**Exercise aim**
Type out the material below exactly.

**Supplied data**
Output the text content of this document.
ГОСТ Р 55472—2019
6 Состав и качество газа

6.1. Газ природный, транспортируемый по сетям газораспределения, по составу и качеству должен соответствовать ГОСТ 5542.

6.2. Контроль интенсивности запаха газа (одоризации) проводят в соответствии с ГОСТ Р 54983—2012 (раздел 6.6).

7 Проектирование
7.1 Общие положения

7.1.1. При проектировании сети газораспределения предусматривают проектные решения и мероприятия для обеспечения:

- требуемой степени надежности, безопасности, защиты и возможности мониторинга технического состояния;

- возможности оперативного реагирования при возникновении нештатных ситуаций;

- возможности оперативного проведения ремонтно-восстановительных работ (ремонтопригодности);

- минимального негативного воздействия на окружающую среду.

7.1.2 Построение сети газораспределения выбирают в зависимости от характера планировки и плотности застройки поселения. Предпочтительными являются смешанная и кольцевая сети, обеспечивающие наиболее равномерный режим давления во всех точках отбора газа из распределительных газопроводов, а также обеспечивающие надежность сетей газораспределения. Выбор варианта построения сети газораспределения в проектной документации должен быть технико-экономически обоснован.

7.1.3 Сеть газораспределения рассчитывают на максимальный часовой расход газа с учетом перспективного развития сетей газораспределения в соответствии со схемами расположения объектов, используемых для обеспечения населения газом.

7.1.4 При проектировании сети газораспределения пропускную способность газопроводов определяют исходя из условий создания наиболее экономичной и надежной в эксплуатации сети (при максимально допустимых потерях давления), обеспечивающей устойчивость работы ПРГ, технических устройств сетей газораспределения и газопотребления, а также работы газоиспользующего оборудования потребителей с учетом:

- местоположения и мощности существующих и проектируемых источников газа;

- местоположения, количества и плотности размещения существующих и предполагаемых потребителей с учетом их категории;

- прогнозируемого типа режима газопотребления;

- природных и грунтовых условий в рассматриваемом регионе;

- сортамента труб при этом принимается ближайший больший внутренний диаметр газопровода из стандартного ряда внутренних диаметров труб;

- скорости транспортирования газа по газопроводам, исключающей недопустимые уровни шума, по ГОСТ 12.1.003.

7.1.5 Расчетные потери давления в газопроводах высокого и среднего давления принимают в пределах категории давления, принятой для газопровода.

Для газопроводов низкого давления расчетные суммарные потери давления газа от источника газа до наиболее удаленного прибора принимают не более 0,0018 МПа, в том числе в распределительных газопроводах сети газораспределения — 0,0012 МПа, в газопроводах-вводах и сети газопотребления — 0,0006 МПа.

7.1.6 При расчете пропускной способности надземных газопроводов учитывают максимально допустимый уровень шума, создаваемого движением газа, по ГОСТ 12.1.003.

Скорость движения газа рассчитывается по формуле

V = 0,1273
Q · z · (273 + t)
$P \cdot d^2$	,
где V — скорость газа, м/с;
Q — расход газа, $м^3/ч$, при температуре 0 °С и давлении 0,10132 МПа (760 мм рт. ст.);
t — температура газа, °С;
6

**The result**
Output the text content of this document.
ГОСТ Р 55472—2019
6 Состав и качество газа

6.1. Газ природный, транспортируемый по сетям газораспределения, по составу и качеству должен соответствовать ГОСТ 5542.

6.2. Контроль интенсивности запаха газа (одоризации) проводят в соответствии с ГОСТ Р 54983—2012 (раздел 6.6).

7 Проектирование
7.1 Общие положения

7.1.1. При проектировании сети газораспределения предусматривают проектные решения и мероприятия для обеспечения:

- требуемой степени надежности, безопасности, защиты и возможности мониторинга технического состояния;

- возможности оперативного реагирования при возникновении нештатных ситуаций;

- возможности оперативного проведения ремонтно-восстановительных работ (ремонтопригодности);

- минимального негативного воздействия на окружающую среду.

7.1.2 Построение сети газораспределения выбирают в зависимости от характера планировки и плотности застройки поселения. Предпочтительными являются смешанная и кольцевая сети, обеспечивающие наиболее равномерный режим давления во всех точках отбора газа из распределительных газопроводов, а также обеспечивающие надежность сетей газораспределения. Выбор варианта построения сети газораспределения в проектной документации должен быть технико-экономически обоснован.

7.1.3 Сеть газораспределения рассчитывают на максимальный часовой расход газа с учетом перспективного развития сетей газораспределения в соответствии со схемами расположения объектов, используемых для обеспечения населения газом.

7.1.4 При проектировании сети газораспределения пропускную способность газопроводов определяют исходя из условий создания наиболее экономичной и надежной в эксплуатации сети (при максимально допустимых потерях давления), обеспечивающей устойчивость работы ПРГ, технических устройств сетей газораспределения и газопотребления, а также работы газоиспользующего оборудования потребителей с учетом:

- местоположения и мощности существующих и проектируемых источников газа;

- местоположения, количества и плотности размещения существующих и предполагаемых потребителей с учетом их категории;

- прогнозируемого типа режима газопотребления;

- природных и грунтовых условий в рассматриваемом регионе;

- сортамента труб при этом принимается ближайший больший внутренний диаметр газопровода из стандартного ряда внутренних диаметров труб;

- скорости транспортирования газа по газопроводам, исключающей недопустимые уровни шума, по ГОСТ 12.1.003.

7.1.5 Расчетные потери давления в газопроводах высокого и среднего давления принимают в пределах категории давления, принятой для газопровода.

Для газопроводов низкого давления расчетные суммарные потери давления газа от источника газа до наиболее удаленного прибора принимают не более 0,0018 МПа, в том числе в распределительных газопроводах сети газораспределения — 0,0012 МПа, в газопроводах-вводах и сети газопотребления — 0,0006 МПа.

7.1.6 При расчете пропускной способности надземных газопроводов учитывают максимально допустимый уровень шума, создаваемого движением газа, по ГОСТ 12.1.003.

Скорость движения газа рассчитывается по формуле

V = 0,1273
Q · z · (273 + t)
$P \cdot d^2$	,
где V — скорость газа, м/с;
Q — расход газа, $м^3/ч$, при температуре 0 °С и давлении 0,10132 МПа (760 мм рт. ст.);
t — температура газа, °С;
6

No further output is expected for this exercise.